* Start Raw records *

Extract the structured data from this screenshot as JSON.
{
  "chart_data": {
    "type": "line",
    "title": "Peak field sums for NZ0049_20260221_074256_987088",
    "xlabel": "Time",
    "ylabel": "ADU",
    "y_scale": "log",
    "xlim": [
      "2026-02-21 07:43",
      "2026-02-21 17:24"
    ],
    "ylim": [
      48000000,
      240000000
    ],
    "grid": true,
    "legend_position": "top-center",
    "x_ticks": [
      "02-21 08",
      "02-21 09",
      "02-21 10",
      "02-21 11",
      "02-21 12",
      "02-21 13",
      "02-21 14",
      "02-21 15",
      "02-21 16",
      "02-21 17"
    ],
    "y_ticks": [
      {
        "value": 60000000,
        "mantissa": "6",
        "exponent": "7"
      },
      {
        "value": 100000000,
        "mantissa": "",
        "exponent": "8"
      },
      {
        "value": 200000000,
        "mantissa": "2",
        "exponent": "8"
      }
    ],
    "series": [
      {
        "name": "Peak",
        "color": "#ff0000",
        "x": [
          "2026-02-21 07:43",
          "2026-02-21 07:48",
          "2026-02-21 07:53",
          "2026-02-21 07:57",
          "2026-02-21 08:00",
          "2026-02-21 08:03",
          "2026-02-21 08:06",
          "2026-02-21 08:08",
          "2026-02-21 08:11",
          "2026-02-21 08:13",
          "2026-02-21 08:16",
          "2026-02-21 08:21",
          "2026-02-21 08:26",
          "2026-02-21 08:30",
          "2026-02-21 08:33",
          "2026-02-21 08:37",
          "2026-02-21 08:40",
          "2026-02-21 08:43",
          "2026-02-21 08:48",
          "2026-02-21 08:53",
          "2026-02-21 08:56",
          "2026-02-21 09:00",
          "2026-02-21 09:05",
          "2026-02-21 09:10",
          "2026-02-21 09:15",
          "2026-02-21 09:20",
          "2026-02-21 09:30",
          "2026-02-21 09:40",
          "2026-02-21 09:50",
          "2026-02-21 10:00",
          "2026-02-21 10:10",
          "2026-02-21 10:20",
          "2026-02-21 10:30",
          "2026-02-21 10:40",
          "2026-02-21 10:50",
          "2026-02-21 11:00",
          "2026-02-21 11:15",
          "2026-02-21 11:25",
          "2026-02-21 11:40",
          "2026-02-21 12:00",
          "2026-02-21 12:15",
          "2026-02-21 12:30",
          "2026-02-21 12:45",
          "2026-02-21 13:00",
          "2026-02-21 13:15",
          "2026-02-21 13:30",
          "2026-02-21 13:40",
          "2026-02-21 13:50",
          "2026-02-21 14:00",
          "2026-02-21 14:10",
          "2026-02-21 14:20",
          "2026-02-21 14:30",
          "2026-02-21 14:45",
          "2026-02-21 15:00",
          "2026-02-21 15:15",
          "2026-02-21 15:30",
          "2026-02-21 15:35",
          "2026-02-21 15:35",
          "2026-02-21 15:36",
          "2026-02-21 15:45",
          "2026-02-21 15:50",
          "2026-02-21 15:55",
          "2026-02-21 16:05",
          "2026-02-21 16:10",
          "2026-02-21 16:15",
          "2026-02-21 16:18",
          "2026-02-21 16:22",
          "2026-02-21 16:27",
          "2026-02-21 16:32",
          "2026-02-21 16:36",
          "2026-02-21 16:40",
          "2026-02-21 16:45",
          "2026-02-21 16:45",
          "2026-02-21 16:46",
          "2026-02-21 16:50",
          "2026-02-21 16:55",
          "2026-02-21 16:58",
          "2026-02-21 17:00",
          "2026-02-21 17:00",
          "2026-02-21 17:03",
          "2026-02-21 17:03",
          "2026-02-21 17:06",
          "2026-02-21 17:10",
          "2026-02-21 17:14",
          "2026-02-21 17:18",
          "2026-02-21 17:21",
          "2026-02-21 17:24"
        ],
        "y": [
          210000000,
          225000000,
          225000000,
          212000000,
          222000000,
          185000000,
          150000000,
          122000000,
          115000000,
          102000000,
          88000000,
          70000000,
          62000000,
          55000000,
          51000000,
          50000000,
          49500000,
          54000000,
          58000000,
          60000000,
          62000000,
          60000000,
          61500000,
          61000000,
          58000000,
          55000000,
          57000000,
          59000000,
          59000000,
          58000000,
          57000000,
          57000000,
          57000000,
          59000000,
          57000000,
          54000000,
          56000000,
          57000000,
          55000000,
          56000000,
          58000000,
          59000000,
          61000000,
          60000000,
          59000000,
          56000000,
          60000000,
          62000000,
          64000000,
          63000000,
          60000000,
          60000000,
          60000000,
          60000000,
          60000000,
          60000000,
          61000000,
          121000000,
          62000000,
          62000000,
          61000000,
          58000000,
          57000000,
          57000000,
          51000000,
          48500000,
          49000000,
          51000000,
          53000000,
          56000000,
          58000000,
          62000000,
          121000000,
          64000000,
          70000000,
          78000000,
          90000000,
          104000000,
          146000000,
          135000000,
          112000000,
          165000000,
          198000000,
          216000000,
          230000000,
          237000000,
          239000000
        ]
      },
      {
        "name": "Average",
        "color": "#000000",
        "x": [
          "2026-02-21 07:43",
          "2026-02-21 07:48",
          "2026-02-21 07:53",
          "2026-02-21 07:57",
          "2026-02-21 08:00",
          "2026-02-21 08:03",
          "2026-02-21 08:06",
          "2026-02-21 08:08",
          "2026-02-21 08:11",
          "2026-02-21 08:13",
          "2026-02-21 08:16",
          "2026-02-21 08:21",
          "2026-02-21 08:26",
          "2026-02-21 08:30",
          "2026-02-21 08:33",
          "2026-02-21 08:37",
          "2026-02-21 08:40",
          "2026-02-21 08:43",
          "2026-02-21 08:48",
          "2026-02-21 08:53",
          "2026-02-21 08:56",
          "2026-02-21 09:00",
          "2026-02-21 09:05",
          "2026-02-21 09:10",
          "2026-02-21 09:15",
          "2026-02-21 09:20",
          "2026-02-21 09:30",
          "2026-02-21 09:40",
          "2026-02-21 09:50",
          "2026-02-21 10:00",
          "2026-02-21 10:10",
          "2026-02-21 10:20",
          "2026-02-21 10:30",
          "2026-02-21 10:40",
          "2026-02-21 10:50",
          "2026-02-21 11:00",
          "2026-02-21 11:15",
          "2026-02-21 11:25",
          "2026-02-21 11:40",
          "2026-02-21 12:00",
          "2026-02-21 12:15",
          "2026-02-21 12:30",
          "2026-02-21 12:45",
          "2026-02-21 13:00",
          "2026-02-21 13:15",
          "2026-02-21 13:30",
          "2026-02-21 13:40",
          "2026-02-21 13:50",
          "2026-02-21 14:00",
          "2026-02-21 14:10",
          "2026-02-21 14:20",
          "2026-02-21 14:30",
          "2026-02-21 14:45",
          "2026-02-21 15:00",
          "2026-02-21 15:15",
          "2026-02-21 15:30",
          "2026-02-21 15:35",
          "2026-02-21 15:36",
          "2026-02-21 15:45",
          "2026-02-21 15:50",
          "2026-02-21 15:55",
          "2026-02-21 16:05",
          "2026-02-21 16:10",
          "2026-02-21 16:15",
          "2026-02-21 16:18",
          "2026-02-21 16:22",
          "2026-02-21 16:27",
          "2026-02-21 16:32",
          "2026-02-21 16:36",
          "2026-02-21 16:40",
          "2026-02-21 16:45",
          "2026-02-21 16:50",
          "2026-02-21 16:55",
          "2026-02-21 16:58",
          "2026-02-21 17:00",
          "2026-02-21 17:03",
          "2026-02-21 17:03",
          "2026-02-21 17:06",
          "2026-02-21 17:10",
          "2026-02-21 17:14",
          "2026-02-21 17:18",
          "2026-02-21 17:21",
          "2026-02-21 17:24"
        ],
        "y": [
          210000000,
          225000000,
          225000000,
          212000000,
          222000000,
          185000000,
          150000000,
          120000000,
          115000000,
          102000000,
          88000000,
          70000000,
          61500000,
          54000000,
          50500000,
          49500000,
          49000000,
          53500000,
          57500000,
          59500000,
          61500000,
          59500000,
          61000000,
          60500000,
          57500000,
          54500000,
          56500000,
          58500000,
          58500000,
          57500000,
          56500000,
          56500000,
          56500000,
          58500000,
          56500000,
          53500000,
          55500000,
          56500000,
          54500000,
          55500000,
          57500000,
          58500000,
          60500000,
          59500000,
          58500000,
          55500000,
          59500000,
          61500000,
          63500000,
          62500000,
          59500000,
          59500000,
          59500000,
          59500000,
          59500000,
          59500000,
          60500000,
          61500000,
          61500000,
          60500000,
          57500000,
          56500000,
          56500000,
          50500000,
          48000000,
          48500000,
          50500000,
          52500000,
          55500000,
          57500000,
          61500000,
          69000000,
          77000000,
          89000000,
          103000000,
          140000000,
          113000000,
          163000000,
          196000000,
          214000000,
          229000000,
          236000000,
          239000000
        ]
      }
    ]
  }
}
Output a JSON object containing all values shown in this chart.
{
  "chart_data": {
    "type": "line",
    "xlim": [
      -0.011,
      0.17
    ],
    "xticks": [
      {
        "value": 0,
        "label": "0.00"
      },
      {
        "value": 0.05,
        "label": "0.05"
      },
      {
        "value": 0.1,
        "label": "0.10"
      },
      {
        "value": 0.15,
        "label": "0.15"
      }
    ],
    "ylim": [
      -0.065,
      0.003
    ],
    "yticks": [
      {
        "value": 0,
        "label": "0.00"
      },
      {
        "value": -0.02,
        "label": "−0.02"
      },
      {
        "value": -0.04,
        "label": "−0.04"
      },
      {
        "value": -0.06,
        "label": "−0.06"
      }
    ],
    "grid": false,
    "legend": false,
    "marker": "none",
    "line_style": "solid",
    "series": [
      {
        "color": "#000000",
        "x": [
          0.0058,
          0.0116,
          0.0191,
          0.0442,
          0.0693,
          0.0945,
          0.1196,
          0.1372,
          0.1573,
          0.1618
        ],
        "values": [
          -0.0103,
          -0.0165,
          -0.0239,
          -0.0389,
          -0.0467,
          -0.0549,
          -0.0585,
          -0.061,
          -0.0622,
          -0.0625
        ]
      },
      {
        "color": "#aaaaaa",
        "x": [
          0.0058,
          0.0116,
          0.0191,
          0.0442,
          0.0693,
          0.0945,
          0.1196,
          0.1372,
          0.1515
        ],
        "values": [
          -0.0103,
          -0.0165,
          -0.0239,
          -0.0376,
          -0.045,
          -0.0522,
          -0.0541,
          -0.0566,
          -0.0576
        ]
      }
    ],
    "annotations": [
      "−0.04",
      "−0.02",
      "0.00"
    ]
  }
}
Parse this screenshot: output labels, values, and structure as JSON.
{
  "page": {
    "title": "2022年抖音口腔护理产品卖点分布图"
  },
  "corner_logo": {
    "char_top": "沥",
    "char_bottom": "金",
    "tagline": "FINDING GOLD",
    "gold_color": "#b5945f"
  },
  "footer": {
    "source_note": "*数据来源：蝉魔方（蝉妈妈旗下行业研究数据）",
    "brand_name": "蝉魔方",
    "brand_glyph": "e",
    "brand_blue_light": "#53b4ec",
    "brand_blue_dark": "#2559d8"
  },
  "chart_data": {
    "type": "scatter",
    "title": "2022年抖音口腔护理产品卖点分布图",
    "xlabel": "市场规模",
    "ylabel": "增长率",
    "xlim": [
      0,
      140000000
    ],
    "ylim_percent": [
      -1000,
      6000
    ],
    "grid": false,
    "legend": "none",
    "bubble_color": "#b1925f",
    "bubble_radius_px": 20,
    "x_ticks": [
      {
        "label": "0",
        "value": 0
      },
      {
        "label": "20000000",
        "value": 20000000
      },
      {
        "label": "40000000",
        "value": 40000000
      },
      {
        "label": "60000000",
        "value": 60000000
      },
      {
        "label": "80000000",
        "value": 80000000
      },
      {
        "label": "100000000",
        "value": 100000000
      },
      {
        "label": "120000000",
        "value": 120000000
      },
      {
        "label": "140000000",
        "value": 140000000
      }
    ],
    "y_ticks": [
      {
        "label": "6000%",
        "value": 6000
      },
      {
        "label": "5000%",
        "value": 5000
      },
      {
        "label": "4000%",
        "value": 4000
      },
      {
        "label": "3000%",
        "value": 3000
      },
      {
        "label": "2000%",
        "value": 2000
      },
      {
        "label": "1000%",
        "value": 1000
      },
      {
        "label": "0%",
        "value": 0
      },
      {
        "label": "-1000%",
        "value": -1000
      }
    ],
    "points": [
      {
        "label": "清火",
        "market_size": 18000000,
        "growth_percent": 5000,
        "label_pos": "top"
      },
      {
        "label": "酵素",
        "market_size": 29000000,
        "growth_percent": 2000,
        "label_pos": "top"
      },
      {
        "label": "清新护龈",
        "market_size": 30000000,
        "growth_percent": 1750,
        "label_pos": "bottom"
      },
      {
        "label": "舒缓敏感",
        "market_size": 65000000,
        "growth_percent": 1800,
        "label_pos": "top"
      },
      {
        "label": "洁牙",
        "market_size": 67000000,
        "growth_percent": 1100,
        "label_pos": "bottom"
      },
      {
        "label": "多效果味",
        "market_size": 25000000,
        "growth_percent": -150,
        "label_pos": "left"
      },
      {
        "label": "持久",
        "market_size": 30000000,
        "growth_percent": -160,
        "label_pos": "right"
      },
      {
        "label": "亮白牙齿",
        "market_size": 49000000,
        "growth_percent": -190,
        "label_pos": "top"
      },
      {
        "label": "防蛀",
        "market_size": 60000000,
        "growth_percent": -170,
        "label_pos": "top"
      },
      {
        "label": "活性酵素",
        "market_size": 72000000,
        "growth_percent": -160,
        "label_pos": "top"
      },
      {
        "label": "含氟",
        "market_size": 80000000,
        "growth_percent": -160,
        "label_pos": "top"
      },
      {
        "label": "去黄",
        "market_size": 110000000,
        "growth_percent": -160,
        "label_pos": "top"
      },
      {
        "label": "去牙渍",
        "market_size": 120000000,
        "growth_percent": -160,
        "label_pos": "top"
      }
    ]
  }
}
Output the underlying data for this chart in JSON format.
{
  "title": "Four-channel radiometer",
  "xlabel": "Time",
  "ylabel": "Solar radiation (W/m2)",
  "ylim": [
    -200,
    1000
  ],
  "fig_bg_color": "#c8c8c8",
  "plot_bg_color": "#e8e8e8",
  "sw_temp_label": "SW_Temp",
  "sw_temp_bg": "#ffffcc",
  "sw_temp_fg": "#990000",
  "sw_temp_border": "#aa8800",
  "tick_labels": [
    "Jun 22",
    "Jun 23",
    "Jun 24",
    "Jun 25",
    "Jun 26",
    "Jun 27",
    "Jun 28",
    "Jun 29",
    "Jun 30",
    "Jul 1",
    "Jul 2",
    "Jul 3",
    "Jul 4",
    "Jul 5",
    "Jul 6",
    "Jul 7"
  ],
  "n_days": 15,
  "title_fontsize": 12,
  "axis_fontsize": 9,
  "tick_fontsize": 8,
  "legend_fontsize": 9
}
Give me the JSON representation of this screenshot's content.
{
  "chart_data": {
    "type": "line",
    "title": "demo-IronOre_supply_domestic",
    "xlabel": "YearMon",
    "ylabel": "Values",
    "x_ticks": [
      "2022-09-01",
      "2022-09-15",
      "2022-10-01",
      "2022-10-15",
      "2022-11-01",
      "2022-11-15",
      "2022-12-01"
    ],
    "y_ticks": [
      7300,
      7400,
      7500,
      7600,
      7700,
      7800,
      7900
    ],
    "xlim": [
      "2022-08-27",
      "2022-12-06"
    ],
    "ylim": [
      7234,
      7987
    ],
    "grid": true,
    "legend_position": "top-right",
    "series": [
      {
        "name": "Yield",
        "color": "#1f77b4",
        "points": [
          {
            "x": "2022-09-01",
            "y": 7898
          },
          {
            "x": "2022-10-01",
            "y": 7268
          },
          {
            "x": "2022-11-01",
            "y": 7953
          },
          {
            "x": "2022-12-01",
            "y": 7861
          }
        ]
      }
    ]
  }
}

* End Raw records *

### Work instructions
Begin with the line that contains "Give me the" and quote each line after it exactly, stopping after the last line of the data.

### Expected output
Give me the JSON representation of this screenshot's content.
{
  "chart_data": {
    "type": "line",
    "title": "demo-IronOre_supply_domestic",
    "xlabel": "YearMon",
    "ylabel": "Values",
    "x_ticks": [
      "2022-09-01",
      "2022-09-15",
      "2022-10-01",
      "2022-10-15",
      "2022-11-01",
      "2022-11-15",
      "2022-12-01"
    ],
    "y_ticks": [
      7300,
      7400,
      7500,
      7600,
      7700,
      7800,
      7900
    ],
    "xlim": [
      "2022-08-27",
      "2022-12-06"
    ],
    "ylim": [
      7234,
      7987
    ],
    "grid": true,
    "legend_position": "top-right",
    "series": [
      {
        "name": "Yield",
        "color": "#1f77b4",
        "points": [
          {
            "x": "2022-09-01",
            "y": 7898
          },
          {
            "x": "2022-10-01",
            "y": 7268
          },
          {
            "x": "2022-11-01",
            "y": 7953
          },
          {
            "x": "2022-12-01",
            "y": 7861
          }
        ]
      }
    ]
  }
}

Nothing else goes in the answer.